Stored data
--------------------------------

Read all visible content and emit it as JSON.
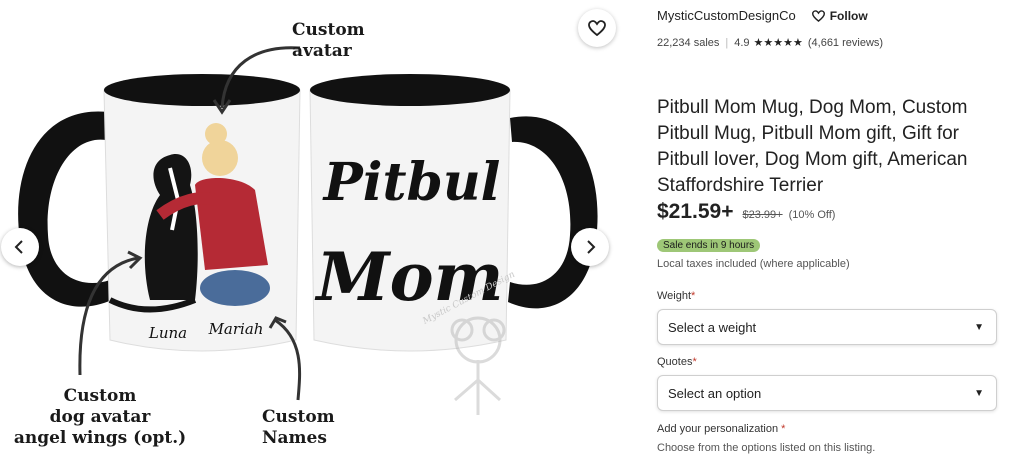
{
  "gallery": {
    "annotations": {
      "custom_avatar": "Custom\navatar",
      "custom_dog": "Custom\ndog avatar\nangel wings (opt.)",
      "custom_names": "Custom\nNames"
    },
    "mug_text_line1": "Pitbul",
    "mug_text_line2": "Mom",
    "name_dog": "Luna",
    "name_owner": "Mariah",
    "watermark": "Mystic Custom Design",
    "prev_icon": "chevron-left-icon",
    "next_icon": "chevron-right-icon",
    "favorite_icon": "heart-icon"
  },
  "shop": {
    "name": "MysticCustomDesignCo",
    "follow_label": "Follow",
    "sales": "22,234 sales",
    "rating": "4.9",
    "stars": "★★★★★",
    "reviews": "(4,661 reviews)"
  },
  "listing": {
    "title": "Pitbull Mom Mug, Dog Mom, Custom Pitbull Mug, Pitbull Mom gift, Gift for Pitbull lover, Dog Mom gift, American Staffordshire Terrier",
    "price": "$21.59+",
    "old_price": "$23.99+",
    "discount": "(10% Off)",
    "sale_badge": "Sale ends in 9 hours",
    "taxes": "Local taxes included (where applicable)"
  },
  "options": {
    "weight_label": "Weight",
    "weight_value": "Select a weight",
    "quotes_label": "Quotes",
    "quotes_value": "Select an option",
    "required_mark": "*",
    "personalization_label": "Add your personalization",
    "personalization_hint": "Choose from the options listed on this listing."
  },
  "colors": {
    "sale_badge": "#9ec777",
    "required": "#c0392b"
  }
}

--------------------------------

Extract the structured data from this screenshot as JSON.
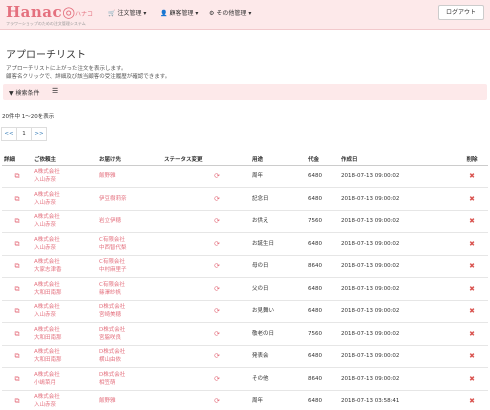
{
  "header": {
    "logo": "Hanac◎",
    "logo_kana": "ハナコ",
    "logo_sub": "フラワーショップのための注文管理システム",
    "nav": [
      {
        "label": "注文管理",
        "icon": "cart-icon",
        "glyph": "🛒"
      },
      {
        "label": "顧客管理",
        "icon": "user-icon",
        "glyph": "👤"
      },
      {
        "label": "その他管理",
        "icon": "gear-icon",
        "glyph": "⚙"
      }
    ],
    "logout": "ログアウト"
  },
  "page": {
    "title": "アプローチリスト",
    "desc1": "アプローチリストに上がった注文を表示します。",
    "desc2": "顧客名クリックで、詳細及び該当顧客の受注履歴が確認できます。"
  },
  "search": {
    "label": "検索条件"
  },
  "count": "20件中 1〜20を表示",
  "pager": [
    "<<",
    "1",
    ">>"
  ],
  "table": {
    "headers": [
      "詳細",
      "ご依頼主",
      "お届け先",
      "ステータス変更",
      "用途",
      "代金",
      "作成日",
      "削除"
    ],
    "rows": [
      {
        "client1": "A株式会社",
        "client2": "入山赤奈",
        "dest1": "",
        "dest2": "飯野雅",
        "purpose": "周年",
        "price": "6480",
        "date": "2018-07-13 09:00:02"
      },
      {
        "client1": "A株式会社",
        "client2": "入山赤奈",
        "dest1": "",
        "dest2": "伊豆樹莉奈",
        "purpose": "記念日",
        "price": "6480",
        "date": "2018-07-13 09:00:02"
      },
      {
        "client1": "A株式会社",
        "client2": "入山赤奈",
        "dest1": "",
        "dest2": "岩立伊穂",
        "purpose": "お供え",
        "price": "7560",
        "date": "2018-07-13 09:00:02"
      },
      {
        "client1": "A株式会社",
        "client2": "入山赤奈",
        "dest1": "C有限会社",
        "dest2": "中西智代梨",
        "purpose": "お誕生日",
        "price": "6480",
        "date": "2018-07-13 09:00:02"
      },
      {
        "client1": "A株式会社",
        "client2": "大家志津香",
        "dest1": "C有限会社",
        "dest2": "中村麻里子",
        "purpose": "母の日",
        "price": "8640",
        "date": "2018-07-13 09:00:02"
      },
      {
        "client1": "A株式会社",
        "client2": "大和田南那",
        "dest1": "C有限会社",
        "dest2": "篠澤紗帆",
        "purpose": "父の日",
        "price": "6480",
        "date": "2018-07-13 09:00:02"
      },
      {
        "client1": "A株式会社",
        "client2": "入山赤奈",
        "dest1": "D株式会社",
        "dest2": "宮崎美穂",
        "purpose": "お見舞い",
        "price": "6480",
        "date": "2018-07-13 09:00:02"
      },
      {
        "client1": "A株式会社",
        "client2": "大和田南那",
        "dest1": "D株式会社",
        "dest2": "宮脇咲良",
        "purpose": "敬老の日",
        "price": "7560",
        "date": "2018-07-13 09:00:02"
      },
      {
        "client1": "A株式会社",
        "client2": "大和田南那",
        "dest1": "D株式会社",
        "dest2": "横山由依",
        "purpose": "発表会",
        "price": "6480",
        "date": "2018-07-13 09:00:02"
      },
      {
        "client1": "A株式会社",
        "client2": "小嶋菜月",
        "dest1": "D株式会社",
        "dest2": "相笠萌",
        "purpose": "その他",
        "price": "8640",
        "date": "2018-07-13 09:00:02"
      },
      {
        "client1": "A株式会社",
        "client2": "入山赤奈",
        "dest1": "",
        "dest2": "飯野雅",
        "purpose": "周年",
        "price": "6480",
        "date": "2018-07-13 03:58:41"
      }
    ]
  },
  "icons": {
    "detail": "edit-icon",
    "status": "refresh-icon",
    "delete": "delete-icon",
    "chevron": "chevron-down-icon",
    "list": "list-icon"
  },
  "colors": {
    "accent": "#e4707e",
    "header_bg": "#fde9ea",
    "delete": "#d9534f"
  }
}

--------------------------------

◆ **REQUIRED TASK**: Go through the material above and copy each line that has the word "title".

◆ **FINAL RESULT**:
    "title": "Pitbull Mom Mug, Dog Mom, Custom Pitbull Mug, Pitbull Mom gift, Gift for Pitbull lover, Dog Mom gift, American Staffordshire Terrier",
    "title": "アプローチリスト",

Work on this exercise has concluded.